(Recorded data)
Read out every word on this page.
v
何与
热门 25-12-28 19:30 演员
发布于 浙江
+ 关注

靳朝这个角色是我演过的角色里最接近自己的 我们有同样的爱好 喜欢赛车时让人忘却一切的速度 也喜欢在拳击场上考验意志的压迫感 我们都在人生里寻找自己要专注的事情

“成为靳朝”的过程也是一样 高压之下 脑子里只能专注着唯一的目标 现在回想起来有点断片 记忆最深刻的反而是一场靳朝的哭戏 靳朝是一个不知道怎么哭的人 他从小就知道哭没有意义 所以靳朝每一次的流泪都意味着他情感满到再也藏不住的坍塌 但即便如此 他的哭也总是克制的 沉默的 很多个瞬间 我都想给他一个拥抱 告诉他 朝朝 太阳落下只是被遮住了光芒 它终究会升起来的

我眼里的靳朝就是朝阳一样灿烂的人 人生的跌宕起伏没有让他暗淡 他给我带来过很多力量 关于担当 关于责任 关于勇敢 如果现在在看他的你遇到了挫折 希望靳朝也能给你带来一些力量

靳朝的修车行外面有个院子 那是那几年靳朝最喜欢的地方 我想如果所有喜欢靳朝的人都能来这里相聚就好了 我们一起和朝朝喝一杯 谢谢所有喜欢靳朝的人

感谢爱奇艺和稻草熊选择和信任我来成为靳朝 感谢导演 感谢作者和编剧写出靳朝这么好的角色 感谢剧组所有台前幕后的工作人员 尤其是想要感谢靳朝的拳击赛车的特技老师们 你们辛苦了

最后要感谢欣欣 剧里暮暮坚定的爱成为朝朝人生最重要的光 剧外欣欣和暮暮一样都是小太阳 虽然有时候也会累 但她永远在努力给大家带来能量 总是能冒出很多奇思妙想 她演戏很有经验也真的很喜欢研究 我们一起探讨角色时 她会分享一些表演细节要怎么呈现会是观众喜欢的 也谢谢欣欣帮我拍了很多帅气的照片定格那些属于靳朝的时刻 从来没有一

_WHAT IS EXPECTED_.
Faithfully reproduce all of the records, character for character.

_RESULT OF THIS TASK_.
Read out every word on this page.
v
何与
热门 25-12-28 19:30 演员
发布于 浙江
+ 关注

靳朝这个角色是我演过的角色里最接近自己的 我们有同样的爱好 喜欢赛车时让人忘却一切的速度 也喜欢在拳击场上考验意志的压迫感 我们都在人生里寻找自己要专注的事情

“成为靳朝”的过程也是一样 高压之下 脑子里只能专注着唯一的目标 现在回想起来有点断片 记忆最深刻的反而是一场靳朝的哭戏 靳朝是一个不知道怎么哭的人 他从小就知道哭没有意义 所以靳朝每一次的流泪都意味着他情感满到再也藏不住的坍塌 但即便如此 他的哭也总是克制的 沉默的 很多个瞬间 我都想给他一个拥抱 告诉他 朝朝 太阳落下只是被遮住了光芒 它终究会升起来的

我眼里的靳朝就是朝阳一样灿烂的人 人生的跌宕起伏没有让他暗淡 他给我带来过很多力量 关于担当 关于责任 关于勇敢 如果现在在看他的你遇到了挫折 希望靳朝也能给你带来一些力量

靳朝的修车行外面有个院子 那是那几年靳朝最喜欢的地方 我想如果所有喜欢靳朝的人都能来这里相聚就好了 我们一起和朝朝喝一杯 谢谢所有喜欢靳朝的人

感谢爱奇艺和稻草熊选择和信任我来成为靳朝 感谢导演 感谢作者和编剧写出靳朝这么好的角色 感谢剧组所有台前幕后的工作人员 尤其是想要感谢靳朝的拳击赛车的特技老师们 你们辛苦了

最后要感谢欣欣 剧里暮暮坚定的爱成为朝朝人生最重要的光 剧外欣欣和暮暮一样都是小太阳 虽然有时候也会累 但她永远在努力给大家带来能量 总是能冒出很多奇思妙想 她演戏很有经验也真的很喜欢研究 我们一起探讨角色时 她会分享一些表演细节要怎么呈现会是观众喜欢的 也谢谢欣欣帮我拍了很多帅气的照片定格那些属于靳朝的时刻 从来没有一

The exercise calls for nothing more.